EXERCISE: In the copy, include every entry exactly but none of the pictures.
— begin DATA ROWS —
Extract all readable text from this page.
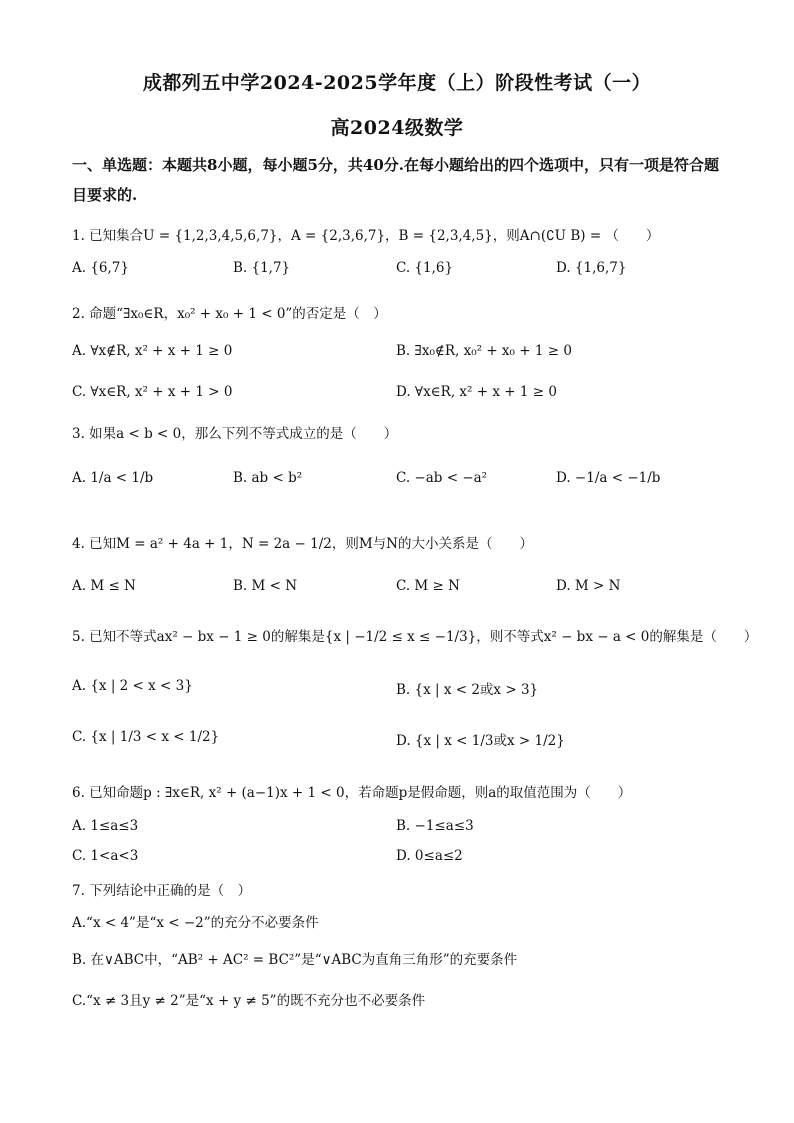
成都列五中学2024-2025学年度（上）阶段性考试（一）
高2024级数学
一、单选题：本题共8小题，每小题5分，共40分.在每小题给出的四个选项中，只有一项是符合题目要求的.
1. 已知集合U = {1,2,3,4,5,6,7}，A = {2,3,6,7}，B = {2,3,4,5}，则A∩(∁U B) = （　　）
A. {6,7}	B. {1,7}	C. {1,6}	D. {1,6,7}
2. 命题“∃x₀∈R，x₀² + x₀ + 1 < 0”的否定是（　）
A. ∀x∉R, x² + x + 1 ≥ 0	B. ∃x₀∉R, x₀² + x₀ + 1 ≥ 0
C. ∀x∈R, x² + x + 1 > 0	D. ∀x∈R, x² + x + 1 ≥ 0
3. 如果a < b < 0，那么下列不等式成立的是（　　）
A. 1/a < 1/b	B. ab < b²	C. −ab < −a²	D. −1/a < −1/b
4. 已知M = a² + 4a + 1，N = 2a − 1/2，则M与N的大小关系是（　　）
A. M ≤ N	B. M < N	C. M ≥ N	D. M > N
5. 已知不等式ax² − bx − 1 ≥ 0的解集是{x | −1/2 ≤ x ≤ −1/3}，则不等式x² − bx − a < 0的解集是（　　）
A. {x | 2 < x < 3}	B. {x | x < 2或x > 3}
C. {x | 1/3 < x < 1/2}	D. {x | x < 1/3或x > 1/2}
6. 已知命题p : ∃x∈R, x² + (a−1)x + 1 < 0，若命题p是假命题，则a的取值范围为（　　）
A. 1≤a≤3	B. −1≤a≤3
C. 1<a<3	D. 0≤a≤2
7. 下列结论中正确的是（　）
A.“x < 4”是“x < −2”的充分不必要条件
B. 在∨ABC中，“AB² + AC² = BC²”是“∨ABC为直角三角形”的充要条件
C.“x ≠ 3且y ≠ 2”是“x + y ≠ 5”的既不充分也不必要条件
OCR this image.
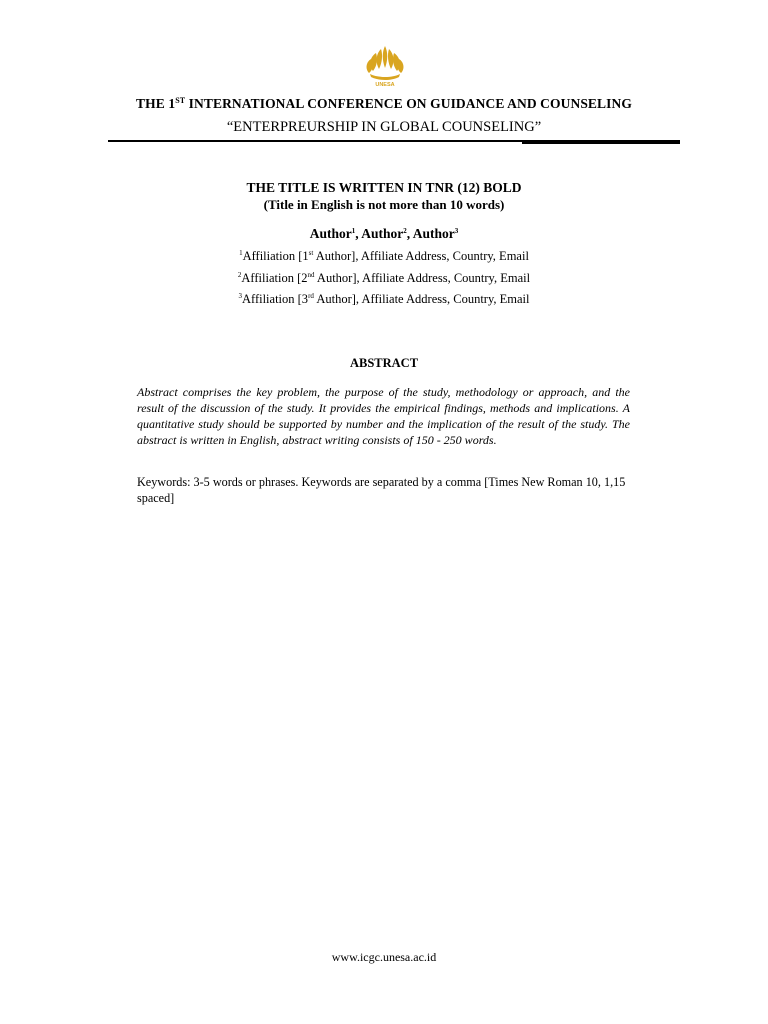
UNESA
THE 1ST INTERNATIONAL CONFERENCE ON GUIDANCE AND COUNSELING
“ENTERPREURSHIP IN GLOBAL COUNSELING”
THE TITLE IS WRITTEN IN TNR (12) BOLD
(Title in English is not more than 10 words)
Author$^1$, Author$^2$, Author$^3$
$^1$Affiliation [1st Author], Affiliate Address, Country, Email
$^2$Affiliation [2nd Author], Affiliate Address, Country, Email
$^3$Affiliation [3rd Author], Affiliate Address, Country, Email
ABSTRACT

Abstract comprises the key problem, the purpose of the study, methodology or approach, and the result of the discussion of the study. It provides the empirical findings, methods and implications. A quantitative study should be supported by number and the implication of the result of the study. The abstract is written in English, abstract writing consists of 150 - 250 words.

Keywords: 3-5 words or phrases. Keywords are separated by a comma [Times New Roman 10, 1,15 spaced]

www.icgc.unesa.ac.id
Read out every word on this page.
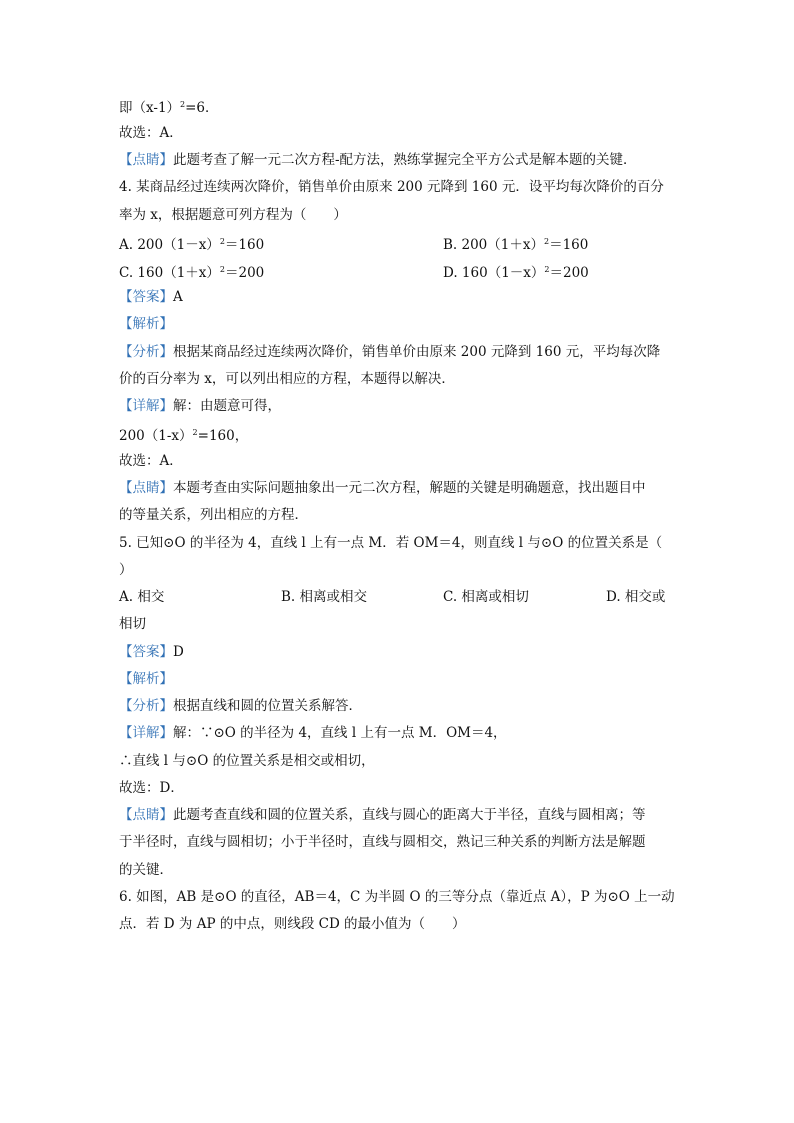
即$(x-1)^2=6$．
故选：A．
【点睛】此题考查了解一元二次方程-配方法，熟练掌握完全平方公式是解本题的关键．
4. 某商品经过连续两次降价，销售单价由原来 200 元降到 160 元．设平均每次降价的百分
率为 x，根据题意可列方程为（　　）
A. $200(1-x)^2=160$	B. $200(1+x)^2=160$
C. $160(1+x)^2=200$	D. $160(1-x)^2=200$
【答案】A
【解析】
【分析】根据某商品经过连续两次降价，销售单价由原来 200 元降到 160 元，平均每次降
价的百分率为 x，可以列出相应的方程，本题得以解决．
【详解】解：由题意可得，
$200(1-x)^2=160$，
故选：A．
【点睛】本题考查由实际问题抽象出一元二次方程，解题的关键是明确题意，找出题目中
的等量关系，列出相应的方程．
5. 已知⊙O 的半径为 4，直线 l 上有一点 M．若 OM＝4，则直线 l 与⊙O 的位置关系是（
）
A. 相交	B. 相离或相交	C. 相离或相切	D. 相交或
相切
【答案】D
【解析】
【分析】根据直线和圆的位置关系解答．
【详解】解：∵⊙O 的半径为 4，直线 l 上有一点 M．OM＝4，
∴直线 l 与⊙O 的位置关系是相交或相切，
故选：D．
【点睛】此题考查直线和圆的位置关系，直线与圆心的距离大于半径，直线与圆相离；等
于半径时，直线与圆相切；小于半径时，直线与圆相交，熟记三种关系的判断方法是解题
的关键．
6. 如图，AB 是⊙O 的直径，AB＝4，C 为半圆 O 的三等分点（靠近点 A），P 为⊙O 上一动
点．若 D 为 AP 的中点，则线段 CD 的最小值为（　　）
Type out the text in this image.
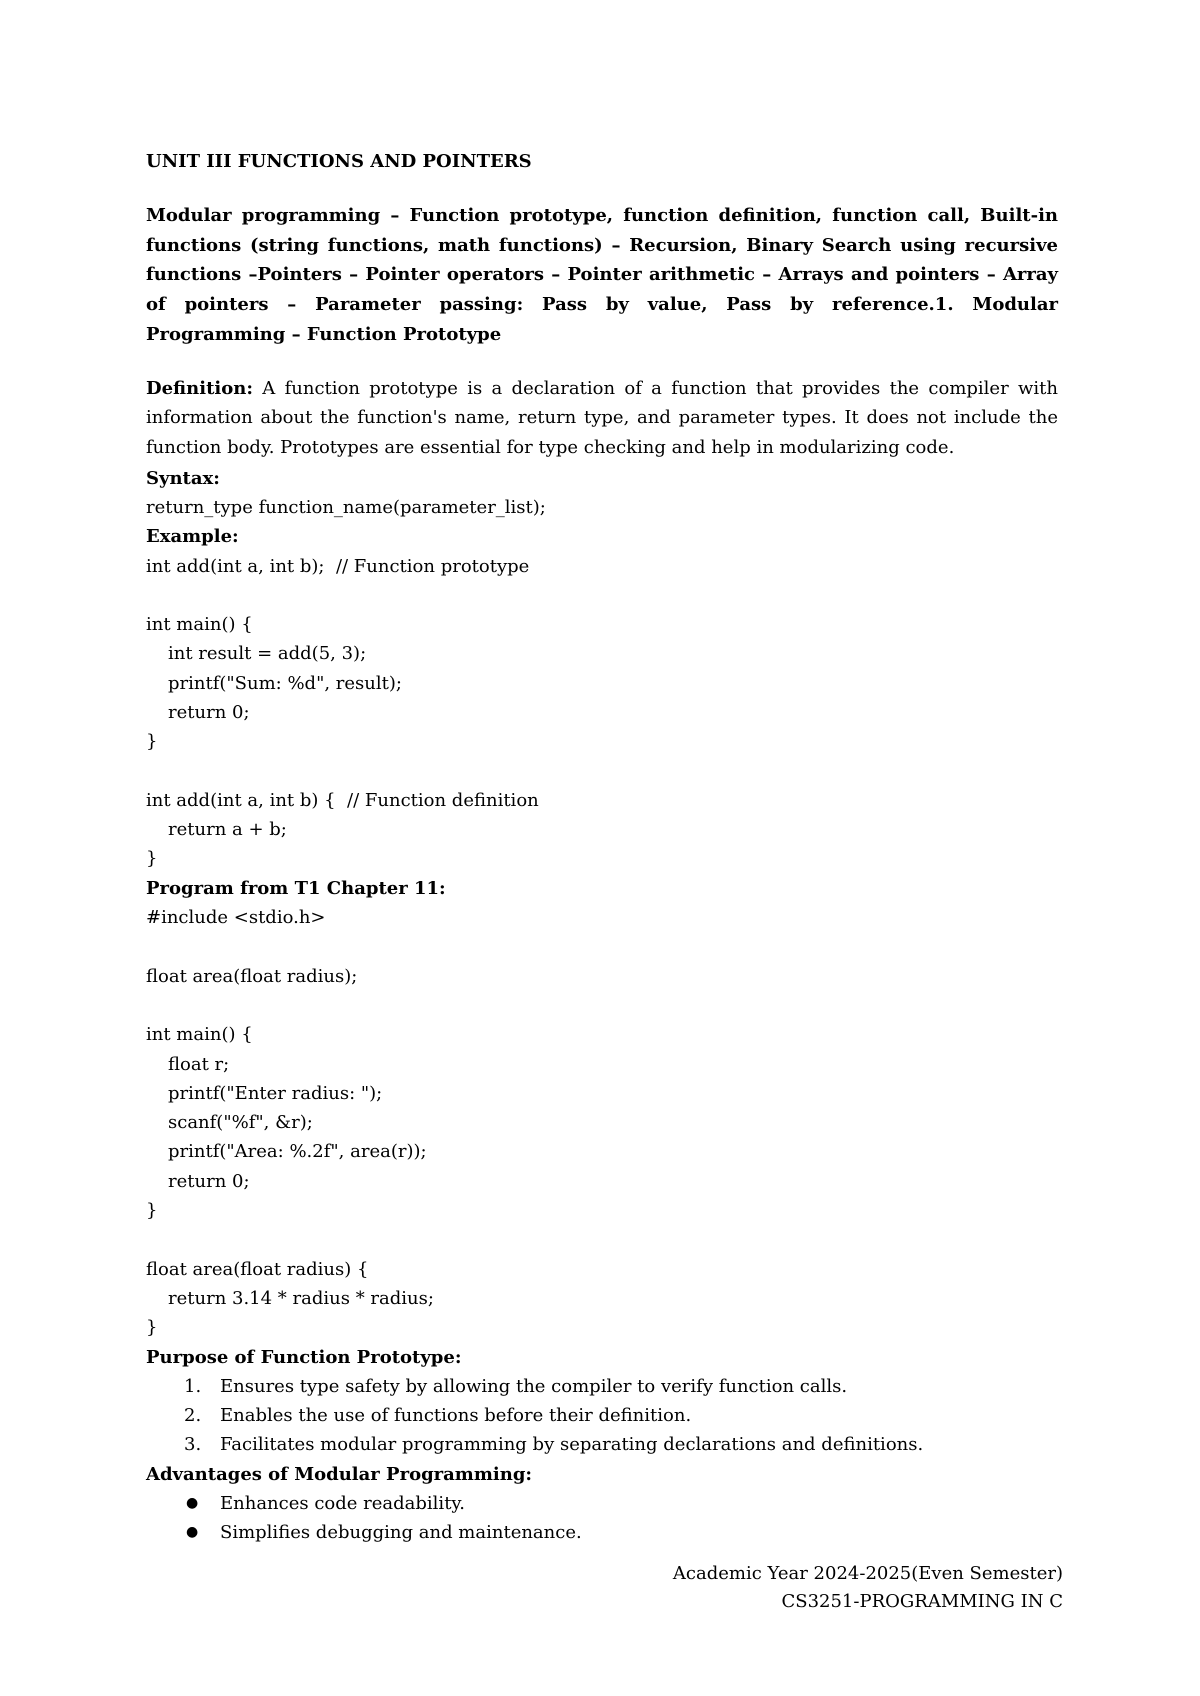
UNIT III FUNCTIONS AND POINTERS
Modular programming – Function prototype, function definition, function call, Built-in functions (string functions, math functions) – Recursion, Binary Search using recursive functions –Pointers – Pointer operators – Pointer arithmetic – Arrays and pointers – Array of pointers – Parameter passing: Pass by value, Pass by reference.1. Modular Programming – Function Prototype
Definition: A function prototype is a declaration of a function that provides the compiler with information about the function's name, return type, and parameter types. It does not include the function body. Prototypes are essential for type checking and help in modularizing code.
Syntax:
return_type function_name(parameter_list);
Example:
int add(int a, int b);  // Function prototype
int main() {
int result = add(5, 3);
printf("Sum: %d", result);
return 0;
}
int add(int a, int b) {  // Function definition
return a + b;
}
Program from T1 Chapter 11:
#include <stdio.h>
float area(float radius);
int main() {
float r;
printf("Enter radius: ");
scanf("%f", &r);
printf("Area: %.2f", area(r));
return 0;
}
float area(float radius) {
return 3.14 * radius * radius;
}
Purpose of Function Prototype:
1.	Ensures type safety by allowing the compiler to verify function calls.
2.	Enables the use of functions before their definition.
3.	Facilitates modular programming by separating declarations and definitions.
Advantages of Modular Programming:
●	Enhances code readability.
●	Simplifies debugging and maintenance.
Academic Year 2024-2025(Even Semester)
CS3251-PROGRAMMING IN C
— end DATA ROWS —
FULL ANSWER:
Extract all readable text from this page.
成都列五中学2024-2025学年度（上）阶段性考试（一）
高2024级数学
一、单选题：本题共8小题，每小题5分，共40分.在每小题给出的四个选项中，只有一项是符合题目要求的.
1. 已知集合U = {1,2,3,4,5,6,7}，A = {2,3,6,7}，B = {2,3,4,5}，则A∩(∁U B) = （　　）
A. {6,7}	B. {1,7}	C. {1,6}	D. {1,6,7}
2. 命题“∃x₀∈R，x₀² + x₀ + 1 < 0”的否定是（　）
A. ∀x∉R, x² + x + 1 ≥ 0	B. ∃x₀∉R, x₀² + x₀ + 1 ≥ 0
C. ∀x∈R, x² + x + 1 > 0	D. ∀x∈R, x² + x + 1 ≥ 0
3. 如果a < b < 0，那么下列不等式成立的是（　　）
A. 1/a < 1/b	B. ab < b²	C. −ab < −a²	D. −1/a < −1/b
4. 已知M = a² + 4a + 1，N = 2a − 1/2，则M与N的大小关系是（　　）
A. M ≤ N	B. M < N	C. M ≥ N	D. M > N
5. 已知不等式ax² − bx − 1 ≥ 0的解集是{x | −1/2 ≤ x ≤ −1/3}，则不等式x² − bx − a < 0的解集是（　　）
A. {x | 2 < x < 3}	B. {x | x < 2或x > 3}
C. {x | 1/3 < x < 1/2}	D. {x | x < 1/3或x > 1/2}
6. 已知命题p : ∃x∈R, x² + (a−1)x + 1 < 0，若命题p是假命题，则a的取值范围为（　　）
A. 1≤a≤3	B. −1≤a≤3
C. 1<a<3	D. 0≤a≤2
7. 下列结论中正确的是（　）
A.“x < 4”是“x < −2”的充分不必要条件
B. 在∨ABC中，“AB² + AC² = BC²”是“∨ABC为直角三角形”的充要条件
C.“x ≠ 3且y ≠ 2”是“x + y ≠ 5”的既不充分也不必要条件
OCR this image.
UNESA
THE 1ST INTERNATIONAL CONFERENCE ON GUIDANCE AND COUNSELING
“ENTERPREURSHIP IN GLOBAL COUNSELING”
THE TITLE IS WRITTEN IN TNR (12) BOLD
(Title in English is not more than 10 words)
Author$^1$, Author$^2$, Author$^3$
$^1$Affiliation [1st Author], Affiliate Address, Country, Email
$^2$Affiliation [2nd Author], Affiliate Address, Country, Email
$^3$Affiliation [3rd Author], Affiliate Address, Country, Email
ABSTRACT

Abstract comprises the key problem, the purpose of the study, methodology or approach, and the result of the discussion of the study. It provides the empirical findings, methods and implications. A quantitative study should be supported by number and the implication of the result of the study. The abstract is written in English, abstract writing consists of 150 - 250 words.

Keywords: 3-5 words or phrases. Keywords are separated by a comma [Times New Roman 10, 1,15 spaced]

www.icgc.unesa.ac.id
Read out every word on this page.
即$(x-1)^2=6$．
故选：A．
【点睛】此题考查了解一元二次方程-配方法，熟练掌握完全平方公式是解本题的关键．
4. 某商品经过连续两次降价，销售单价由原来 200 元降到 160 元．设平均每次降价的百分
率为 x，根据题意可列方程为（　　）
A. $200(1-x)^2=160$	B. $200(1+x)^2=160$
C. $160(1+x)^2=200$	D. $160(1-x)^2=200$
【答案】A
【解析】
【分析】根据某商品经过连续两次降价，销售单价由原来 200 元降到 160 元，平均每次降
价的百分率为 x，可以列出相应的方程，本题得以解决．
【详解】解：由题意可得，
$200(1-x)^2=160$，
故选：A．
【点睛】本题考查由实际问题抽象出一元二次方程，解题的关键是明确题意，找出题目中
的等量关系，列出相应的方程．
5. 已知⊙O 的半径为 4，直线 l 上有一点 M．若 OM＝4，则直线 l 与⊙O 的位置关系是（
）
A. 相交	B. 相离或相交	C. 相离或相切	D. 相交或
相切
【答案】D
【解析】
【分析】根据直线和圆的位置关系解答．
【详解】解：∵⊙O 的半径为 4，直线 l 上有一点 M．OM＝4，
∴直线 l 与⊙O 的位置关系是相交或相切，
故选：D．
【点睛】此题考查直线和圆的位置关系，直线与圆心的距离大于半径，直线与圆相离；等
于半径时，直线与圆相切；小于半径时，直线与圆相交，熟记三种关系的判断方法是解题
的关键．
6. 如图，AB 是⊙O 的直径，AB＝4，C 为半圆 O 的三等分点（靠近点 A），P 为⊙O 上一动
点．若 D 为 AP 的中点，则线段 CD 的最小值为（　　）
Type out the text in this image.
UNIT III FUNCTIONS AND POINTERS
Modular programming – Function prototype, function definition, function call, Built-in functions (string functions, math functions) – Recursion, Binary Search using recursive functions –Pointers – Pointer operators – Pointer arithmetic – Arrays and pointers – Array of pointers – Parameter passing: Pass by value, Pass by reference.1. Modular Programming – Function Prototype
Definition: A function prototype is a declaration of a function that provides the compiler with information about the function's name, return type, and parameter types. It does not include the function body. Prototypes are essential for type checking and help in modularizing code.
Syntax:
return_type function_name(parameter_list);
Example:
int add(int a, int b);  // Function prototype
int main() {
int result = add(5, 3);
printf("Sum: %d", result);
return 0;
}
int add(int a, int b) {  // Function definition
return a + b;
}
Program from T1 Chapter 11:
#include <stdio.h>
float area(float radius);
int main() {
float r;
printf("Enter radius: ");
scanf("%f", &r);
printf("Area: %.2f", area(r));
return 0;
}
float area(float radius) {
return 3.14 * radius * radius;
}
Purpose of Function Prototype:
1.	Ensures type safety by allowing the compiler to verify function calls.
2.	Enables the use of functions before their definition.
3.	Facilitates modular programming by separating declarations and definitions.
Advantages of Modular Programming:
●	Enhances code readability.
●	Simplifies debugging and maintenance.
Academic Year 2024-2025(Even Semester)
CS3251-PROGRAMMING IN C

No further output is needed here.